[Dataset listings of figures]
━━━━━━━━━━

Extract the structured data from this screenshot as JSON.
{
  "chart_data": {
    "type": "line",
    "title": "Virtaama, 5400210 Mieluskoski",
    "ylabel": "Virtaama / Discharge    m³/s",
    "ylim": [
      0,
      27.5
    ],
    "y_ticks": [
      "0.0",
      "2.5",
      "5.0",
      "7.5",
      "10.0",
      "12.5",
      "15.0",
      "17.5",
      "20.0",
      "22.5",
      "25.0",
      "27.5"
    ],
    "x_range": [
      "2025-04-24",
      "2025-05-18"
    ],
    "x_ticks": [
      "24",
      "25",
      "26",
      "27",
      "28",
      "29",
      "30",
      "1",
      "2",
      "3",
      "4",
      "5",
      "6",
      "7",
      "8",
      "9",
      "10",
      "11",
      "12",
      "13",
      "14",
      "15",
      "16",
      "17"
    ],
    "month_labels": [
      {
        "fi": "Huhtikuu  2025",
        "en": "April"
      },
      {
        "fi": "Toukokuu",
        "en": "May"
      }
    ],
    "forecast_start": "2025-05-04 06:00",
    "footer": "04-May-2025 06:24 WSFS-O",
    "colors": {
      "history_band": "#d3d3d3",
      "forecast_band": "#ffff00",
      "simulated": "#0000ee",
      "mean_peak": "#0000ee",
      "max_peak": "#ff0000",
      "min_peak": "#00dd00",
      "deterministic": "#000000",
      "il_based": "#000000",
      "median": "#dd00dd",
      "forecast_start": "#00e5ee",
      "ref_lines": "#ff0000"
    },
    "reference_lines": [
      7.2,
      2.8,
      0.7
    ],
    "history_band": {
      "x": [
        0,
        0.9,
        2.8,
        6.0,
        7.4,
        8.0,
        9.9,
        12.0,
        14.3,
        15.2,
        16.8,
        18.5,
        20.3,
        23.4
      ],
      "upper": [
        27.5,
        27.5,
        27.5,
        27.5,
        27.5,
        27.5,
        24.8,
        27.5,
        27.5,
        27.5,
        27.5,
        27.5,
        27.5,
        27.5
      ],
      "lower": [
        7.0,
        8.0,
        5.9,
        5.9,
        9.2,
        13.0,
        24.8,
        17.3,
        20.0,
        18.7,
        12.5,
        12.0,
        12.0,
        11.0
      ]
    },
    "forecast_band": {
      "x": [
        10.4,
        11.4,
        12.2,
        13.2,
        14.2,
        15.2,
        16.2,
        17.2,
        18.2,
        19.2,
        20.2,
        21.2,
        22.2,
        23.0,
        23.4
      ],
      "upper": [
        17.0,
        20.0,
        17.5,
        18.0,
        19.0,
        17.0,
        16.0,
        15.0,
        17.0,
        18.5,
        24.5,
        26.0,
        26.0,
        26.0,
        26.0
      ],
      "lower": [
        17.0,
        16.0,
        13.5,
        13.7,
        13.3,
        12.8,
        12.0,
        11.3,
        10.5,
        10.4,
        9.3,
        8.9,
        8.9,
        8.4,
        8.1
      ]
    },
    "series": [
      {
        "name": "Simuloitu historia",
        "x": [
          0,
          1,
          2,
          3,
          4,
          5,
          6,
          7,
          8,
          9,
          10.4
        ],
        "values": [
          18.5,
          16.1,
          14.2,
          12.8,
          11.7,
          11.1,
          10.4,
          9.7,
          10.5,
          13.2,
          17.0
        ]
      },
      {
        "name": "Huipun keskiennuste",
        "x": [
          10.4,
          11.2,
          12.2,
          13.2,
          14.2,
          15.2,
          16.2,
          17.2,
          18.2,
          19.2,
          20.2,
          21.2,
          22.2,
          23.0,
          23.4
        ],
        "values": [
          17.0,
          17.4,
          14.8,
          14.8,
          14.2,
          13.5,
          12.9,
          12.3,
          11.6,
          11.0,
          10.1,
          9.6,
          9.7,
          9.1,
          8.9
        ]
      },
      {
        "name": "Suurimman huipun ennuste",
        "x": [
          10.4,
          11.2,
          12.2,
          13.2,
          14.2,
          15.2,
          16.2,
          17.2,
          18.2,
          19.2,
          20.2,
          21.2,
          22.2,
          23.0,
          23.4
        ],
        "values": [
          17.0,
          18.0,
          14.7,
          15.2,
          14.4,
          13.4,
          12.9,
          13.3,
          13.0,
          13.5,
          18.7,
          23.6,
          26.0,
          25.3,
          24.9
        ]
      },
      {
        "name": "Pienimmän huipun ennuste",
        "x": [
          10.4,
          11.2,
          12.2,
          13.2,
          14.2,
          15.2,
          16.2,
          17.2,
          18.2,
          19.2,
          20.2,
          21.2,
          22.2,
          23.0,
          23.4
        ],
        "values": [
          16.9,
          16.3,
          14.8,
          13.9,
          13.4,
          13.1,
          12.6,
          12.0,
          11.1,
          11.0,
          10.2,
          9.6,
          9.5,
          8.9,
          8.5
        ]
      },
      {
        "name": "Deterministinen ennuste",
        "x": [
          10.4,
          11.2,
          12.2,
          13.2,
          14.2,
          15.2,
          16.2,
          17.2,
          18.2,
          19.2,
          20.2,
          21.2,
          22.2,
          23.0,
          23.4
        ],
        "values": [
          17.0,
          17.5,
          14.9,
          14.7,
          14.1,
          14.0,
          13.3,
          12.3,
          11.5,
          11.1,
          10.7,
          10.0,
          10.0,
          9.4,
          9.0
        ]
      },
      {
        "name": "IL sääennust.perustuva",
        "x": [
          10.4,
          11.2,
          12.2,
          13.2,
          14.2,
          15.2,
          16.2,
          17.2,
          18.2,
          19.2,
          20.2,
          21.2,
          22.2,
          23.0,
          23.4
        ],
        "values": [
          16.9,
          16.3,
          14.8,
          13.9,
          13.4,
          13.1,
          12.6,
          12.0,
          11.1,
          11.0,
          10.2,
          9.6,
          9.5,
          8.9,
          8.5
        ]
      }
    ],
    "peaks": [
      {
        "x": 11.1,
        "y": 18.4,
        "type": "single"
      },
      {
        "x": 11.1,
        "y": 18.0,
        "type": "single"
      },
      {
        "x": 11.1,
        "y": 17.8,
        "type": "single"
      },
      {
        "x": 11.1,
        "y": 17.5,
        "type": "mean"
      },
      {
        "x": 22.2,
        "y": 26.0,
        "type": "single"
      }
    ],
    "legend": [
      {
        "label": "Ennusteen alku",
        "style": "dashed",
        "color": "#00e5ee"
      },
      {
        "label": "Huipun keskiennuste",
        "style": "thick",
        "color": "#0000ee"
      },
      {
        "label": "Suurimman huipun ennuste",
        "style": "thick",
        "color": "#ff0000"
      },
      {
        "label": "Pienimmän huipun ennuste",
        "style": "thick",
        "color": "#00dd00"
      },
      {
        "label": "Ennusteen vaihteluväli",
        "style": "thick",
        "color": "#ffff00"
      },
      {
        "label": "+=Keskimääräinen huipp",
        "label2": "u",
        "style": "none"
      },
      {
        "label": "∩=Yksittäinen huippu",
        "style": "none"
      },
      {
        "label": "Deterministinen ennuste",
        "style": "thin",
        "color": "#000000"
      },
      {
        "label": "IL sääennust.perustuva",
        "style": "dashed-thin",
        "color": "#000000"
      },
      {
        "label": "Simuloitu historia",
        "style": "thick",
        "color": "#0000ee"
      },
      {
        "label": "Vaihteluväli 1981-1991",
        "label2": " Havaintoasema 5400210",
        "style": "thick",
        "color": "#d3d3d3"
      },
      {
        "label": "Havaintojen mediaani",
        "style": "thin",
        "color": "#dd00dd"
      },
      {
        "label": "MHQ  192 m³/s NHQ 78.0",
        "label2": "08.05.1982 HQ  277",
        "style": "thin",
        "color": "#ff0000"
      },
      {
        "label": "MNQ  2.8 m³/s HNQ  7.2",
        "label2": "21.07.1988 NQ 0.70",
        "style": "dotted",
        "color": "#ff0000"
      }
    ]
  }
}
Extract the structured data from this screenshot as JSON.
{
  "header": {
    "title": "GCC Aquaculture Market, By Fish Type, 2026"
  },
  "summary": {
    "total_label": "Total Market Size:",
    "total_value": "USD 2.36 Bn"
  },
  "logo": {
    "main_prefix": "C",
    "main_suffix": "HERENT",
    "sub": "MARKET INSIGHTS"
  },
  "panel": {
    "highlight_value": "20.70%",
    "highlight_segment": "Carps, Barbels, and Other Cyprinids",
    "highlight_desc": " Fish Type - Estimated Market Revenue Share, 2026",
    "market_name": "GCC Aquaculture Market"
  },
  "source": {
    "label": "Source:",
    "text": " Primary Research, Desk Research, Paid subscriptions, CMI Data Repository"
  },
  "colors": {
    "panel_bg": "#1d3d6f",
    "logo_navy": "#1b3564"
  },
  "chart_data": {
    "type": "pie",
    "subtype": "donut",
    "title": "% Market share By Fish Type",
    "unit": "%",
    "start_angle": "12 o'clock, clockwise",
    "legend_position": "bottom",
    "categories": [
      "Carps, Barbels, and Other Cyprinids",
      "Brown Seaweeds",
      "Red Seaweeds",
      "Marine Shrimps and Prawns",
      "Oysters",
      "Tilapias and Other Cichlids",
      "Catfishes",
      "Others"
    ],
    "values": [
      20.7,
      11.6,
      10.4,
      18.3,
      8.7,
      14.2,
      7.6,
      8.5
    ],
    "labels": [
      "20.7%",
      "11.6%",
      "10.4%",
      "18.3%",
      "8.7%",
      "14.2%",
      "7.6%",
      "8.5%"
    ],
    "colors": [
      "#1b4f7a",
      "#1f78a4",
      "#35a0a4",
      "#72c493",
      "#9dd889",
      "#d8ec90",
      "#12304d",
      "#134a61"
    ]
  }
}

━━━━━━━━━━

What the task requires:
Show every line from the listing above in which the string "Carps" appears.

Written solution:
    "highlight_segment": "Carps, Barbels, and Other Cyprinids",
      "Carps, Barbels, and Other Cyprinids",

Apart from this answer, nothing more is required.